Reproduce every record below exactly as written, but leave out any pictures.

Stored data entries:
▬▬▬
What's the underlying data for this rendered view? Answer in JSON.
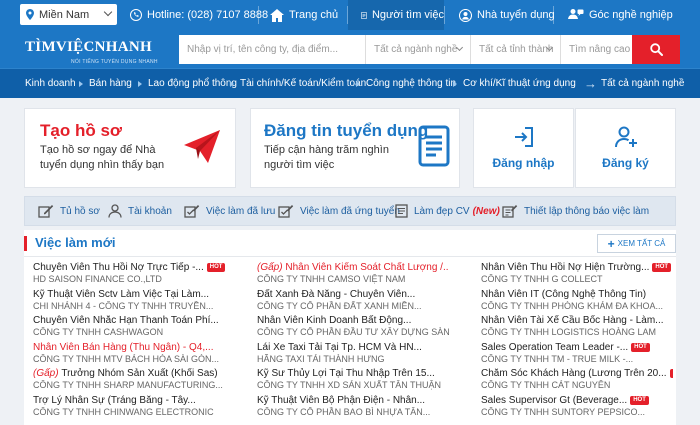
{
  "topbar": {
    "region": "Miền Nam",
    "hotline": "Hotline: (028) 7107 8888",
    "nav": [
      {
        "label": "Trang chủ",
        "icon": "house-icon"
      },
      {
        "label": "Người tìm việc",
        "icon": "job-seeker-icon"
      },
      {
        "label": "Nhà tuyển dụng",
        "icon": "employer-icon"
      },
      {
        "label": "Góc nghề nghiệp",
        "icon": "career-corner-icon"
      }
    ]
  },
  "brand": {
    "logo_text": "TÌMVIỆCNHANH",
    "logo_tagline": "NỔI TIẾNG TUYỂN DỤNG NHANH"
  },
  "search": {
    "keyword_placeholder": "Nhập vị trí, tên công ty, địa điểm...",
    "industry_value": "Tất cả ngành nghề",
    "province_value": "Tất cả tỉnh thành",
    "advanced_label": "Tìm nâng cao"
  },
  "categories": [
    "Kinh doanh",
    "Bán hàng",
    "Lao động phổ thông",
    "Tài chính/Kế toán/Kiểm toán",
    "Công nghệ thông tin",
    "Cơ khí/Kĩ thuật ứng dụng",
    "Tất cả ngành nghề"
  ],
  "promo": {
    "profile": {
      "title": "Tạo hồ sơ",
      "desc": "Tạo hồ sơ ngay để Nhà tuyển dụng nhìn thấy bạn"
    },
    "post": {
      "title": "Đăng tin tuyển dụng",
      "desc": "Tiếp cận hàng trăm nghìn người tìm việc"
    },
    "login_label": "Đăng nhập",
    "register_label": "Đăng ký"
  },
  "quick_links": [
    {
      "label": "Tủ hồ sơ",
      "icon": "edit-icon"
    },
    {
      "label": "Tài khoản",
      "icon": "user-icon"
    },
    {
      "label": "Việc làm đã lưu",
      "icon": "check-edit-icon"
    },
    {
      "label": "Việc làm đã ứng tuyển",
      "icon": "check-edit-icon"
    },
    {
      "label": "Làm đẹp CV",
      "icon": "document-icon",
      "badge": "(New)"
    },
    {
      "label": "Thiết lập thông báo việc làm",
      "icon": "settings-edit-icon"
    }
  ],
  "jobs": {
    "title": "Việc làm mới",
    "view_all": "XEM TẤT CẢ",
    "hot_label": "HOT",
    "columns": [
      [
        {
          "title": "Chuyên Viên Thu Hồi Nợ Trực Tiếp -...",
          "company": "HD SAISON FINANCE CO.,LTD",
          "hot": true
        },
        {
          "title": "Kỹ Thuật Viên Sctv Làm Việc Tại Làm...",
          "company": "CHI NHÁNH 4 - CÔNG TY TNHH TRUYỀN...",
          "hot": false
        },
        {
          "title": "Chuyên Viên Nhắc Hạn Thanh Toán Phí...",
          "company": "CÔNG TY TNHH CASHWAGON",
          "hot": false
        },
        {
          "title": "Nhân Viên Bán Hàng (Thu Ngân) - Q4,...",
          "company": "CÔNG TY TNHH MTV BÁCH HÓA SÀI GÒN...",
          "hot": false,
          "highlight": true
        },
        {
          "title": "Trưởng Nhóm Sản Xuất (Khối Sas)",
          "company": "CÔNG TY TNHH SHARP MANUFACTURING...",
          "hot": false,
          "tag": "(Gấp)"
        },
        {
          "title": "Trợ Lý Nhân Sự (Tráng Băng - Tây...",
          "company": "CÔNG TY TNHH CHINWANG ELECTRONIC",
          "hot": false
        }
      ],
      [
        {
          "title": "Nhân Viên Kiểm Soát Chất Lượng /...",
          "company": "CÔNG TY TNHH CAMSO VIỆT NAM",
          "hot": false,
          "tag": "(Gấp)",
          "highlight": true
        },
        {
          "title": "Đất Xanh Đà Nẵng - Chuyên Viên...",
          "company": "CÔNG TY CỔ PHẦN ĐẤT XANH MIỀN...",
          "hot": false
        },
        {
          "title": "Nhân Viên Kinh Doanh Bất Động...",
          "company": "CÔNG TY CỔ PHẦN ĐẦU TƯ XÂY DỰNG SÀN...",
          "hot": false
        },
        {
          "title": "Lái Xe Taxi Tải Tại Tp. HCM Và HN...",
          "company": "HÃNG TAXI TẢI THÀNH HƯNG",
          "hot": false
        },
        {
          "title": "Kỹ Sư Thủy Lợi Tại Thu Nhập Trên 15...",
          "company": "CÔNG TY TNHH XD SẢN XUẤT TÂN THUẬN",
          "hot": false
        },
        {
          "title": "Kỹ Thuật Viên Bộ Phận Điện - Nhân...",
          "company": "CÔNG TY CỔ PHẦN BAO BÌ NHỰA TÂN...",
          "hot": false
        }
      ],
      [
        {
          "title": "Nhân Viên Thu Hồi Nợ Hiện Trường...",
          "company": "CÔNG TY TNHH G COLLECT",
          "hot": true
        },
        {
          "title": "Nhân Viên IT (Công Nghệ Thông Tin)",
          "company": "CÔNG TY TNHH PHÒNG KHÁM ĐA KHOA...",
          "hot": false
        },
        {
          "title": "Nhân Viên Tài Xế Cầu Bốc Hàng - Làm...",
          "company": "CÔNG TY TNHH LOGISTICS HOÀNG LAM",
          "hot": false
        },
        {
          "title": "Sales Operation Team Leader -...",
          "company": "CÔNG TY TNHH TM - TRUE MILK -...",
          "hot": true
        },
        {
          "title": "Chăm Sóc Khách Hàng (Lương Trên 20...",
          "company": "CÔNG TY TNHH CÁT NGUYÊN",
          "hot": true
        },
        {
          "title": "Sales Supervisor Gt (Beverage...",
          "company": "CÔNG TY TNHH SUNTORY PEPSICO...",
          "hot": true
        }
      ]
    ]
  },
  "colors": {
    "primary_blue": "#1d77c5",
    "dark_blue": "#0f5fa8",
    "accent_red": "#e4202a"
  }
}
▬▬▬
* **In response**
What's the underlying data for this rendered view? Answer in JSON.
{
  "topbar": {
    "region": "Miền Nam",
    "hotline": "Hotline: (028) 7107 8888",
    "nav": [
      {
        "label": "Trang chủ",
        "icon": "house-icon"
      },
      {
        "label": "Người tìm việc",
        "icon": "job-seeker-icon"
      },
      {
        "label": "Nhà tuyển dụng",
        "icon": "employer-icon"
      },
      {
        "label": "Góc nghề nghiệp",
        "icon": "career-corner-icon"
      }
    ]
  },
  "brand": {
    "logo_text": "TÌMVIỆCNHANH",
    "logo_tagline": "NỔI TIẾNG TUYỂN DỤNG NHANH"
  },
  "search": {
    "keyword_placeholder": "Nhập vị trí, tên công ty, địa điểm...",
    "industry_value": "Tất cả ngành nghề",
    "province_value": "Tất cả tỉnh thành",
    "advanced_label": "Tìm nâng cao"
  },
  "categories": [
    "Kinh doanh",
    "Bán hàng",
    "Lao động phổ thông",
    "Tài chính/Kế toán/Kiểm toán",
    "Công nghệ thông tin",
    "Cơ khí/Kĩ thuật ứng dụng",
    "Tất cả ngành nghề"
  ],
  "promo": {
    "profile": {
      "title": "Tạo hồ sơ",
      "desc": "Tạo hồ sơ ngay để Nhà tuyển dụng nhìn thấy bạn"
    },
    "post": {
      "title": "Đăng tin tuyển dụng",
      "desc": "Tiếp cận hàng trăm nghìn người tìm việc"
    },
    "login_label": "Đăng nhập",
    "register_label": "Đăng ký"
  },
  "quick_links": [
    {
      "label": "Tủ hồ sơ",
      "icon": "edit-icon"
    },
    {
      "label": "Tài khoản",
      "icon": "user-icon"
    },
    {
      "label": "Việc làm đã lưu",
      "icon": "check-edit-icon"
    },
    {
      "label": "Việc làm đã ứng tuyển",
      "icon": "check-edit-icon"
    },
    {
      "label": "Làm đẹp CV",
      "icon": "document-icon",
      "badge": "(New)"
    },
    {
      "label": "Thiết lập thông báo việc làm",
      "icon": "settings-edit-icon"
    }
  ],
  "jobs": {
    "title": "Việc làm mới",
    "view_all": "XEM TẤT CẢ",
    "hot_label": "HOT",
    "columns": [
      [
        {
          "title": "Chuyên Viên Thu Hồi Nợ Trực Tiếp -...",
          "company": "HD SAISON FINANCE CO.,LTD",
          "hot": true
        },
        {
          "title": "Kỹ Thuật Viên Sctv Làm Việc Tại Làm...",
          "company": "CHI NHÁNH 4 - CÔNG TY TNHH TRUYỀN...",
          "hot": false
        },
        {
          "title": "Chuyên Viên Nhắc Hạn Thanh Toán Phí...",
          "company": "CÔNG TY TNHH CASHWAGON",
          "hot": false
        },
        {
          "title": "Nhân Viên Bán Hàng (Thu Ngân) - Q4,...",
          "company": "CÔNG TY TNHH MTV BÁCH HÓA SÀI GÒN...",
          "hot": false,
          "highlight": true
        },
        {
          "title": "Trưởng Nhóm Sản Xuất (Khối Sas)",
          "company": "CÔNG TY TNHH SHARP MANUFACTURING...",
          "hot": false,
          "tag": "(Gấp)"
        },
        {
          "title": "Trợ Lý Nhân Sự (Tráng Băng - Tây...",
          "company": "CÔNG TY TNHH CHINWANG ELECTRONIC",
          "hot": false
        }
      ],
      [
        {
          "title": "Nhân Viên Kiểm Soát Chất Lượng /...",
          "company": "CÔNG TY TNHH CAMSO VIỆT NAM",
          "hot": false,
          "tag": "(Gấp)",
          "highlight": true
        },
        {
          "title": "Đất Xanh Đà Nẵng - Chuyên Viên...",
          "company": "CÔNG TY CỔ PHẦN ĐẤT XANH MIỀN...",
          "hot": false
        },
        {
          "title": "Nhân Viên Kinh Doanh Bất Động...",
          "company": "CÔNG TY CỔ PHẦN ĐẦU TƯ XÂY DỰNG SÀN...",
          "hot": false
        },
        {
          "title": "Lái Xe Taxi Tải Tại Tp. HCM Và HN...",
          "company": "HÃNG TAXI TẢI THÀNH HƯNG",
          "hot": false
        },
        {
          "title": "Kỹ Sư Thủy Lợi Tại Thu Nhập Trên 15...",
          "company": "CÔNG TY TNHH XD SẢN XUẤT TÂN THUẬN",
          "hot": false
        },
        {
          "title": "Kỹ Thuật Viên Bộ Phận Điện - Nhân...",
          "company": "CÔNG TY CỔ PHẦN BAO BÌ NHỰA TÂN...",
          "hot": false
        }
      ],
      [
        {
          "title": "Nhân Viên Thu Hồi Nợ Hiện Trường...",
          "company": "CÔNG TY TNHH G COLLECT",
          "hot": true
        },
        {
          "title": "Nhân Viên IT (Công Nghệ Thông Tin)",
          "company": "CÔNG TY TNHH PHÒNG KHÁM ĐA KHOA...",
          "hot": false
        },
        {
          "title": "Nhân Viên Tài Xế Cầu Bốc Hàng - Làm...",
          "company": "CÔNG TY TNHH LOGISTICS HOÀNG LAM",
          "hot": false
        },
        {
          "title": "Sales Operation Team Leader -...",
          "company": "CÔNG TY TNHH TM - TRUE MILK -...",
          "hot": true
        },
        {
          "title": "Chăm Sóc Khách Hàng (Lương Trên 20...",
          "company": "CÔNG TY TNHH CÁT NGUYÊN",
          "hot": true
        },
        {
          "title": "Sales Supervisor Gt (Beverage...",
          "company": "CÔNG TY TNHH SUNTORY PEPSICO...",
          "hot": true
        }
      ]
    ]
  },
  "colors": {
    "primary_blue": "#1d77c5",
    "dark_blue": "#0f5fa8",
    "accent_red": "#e4202a"
  }
}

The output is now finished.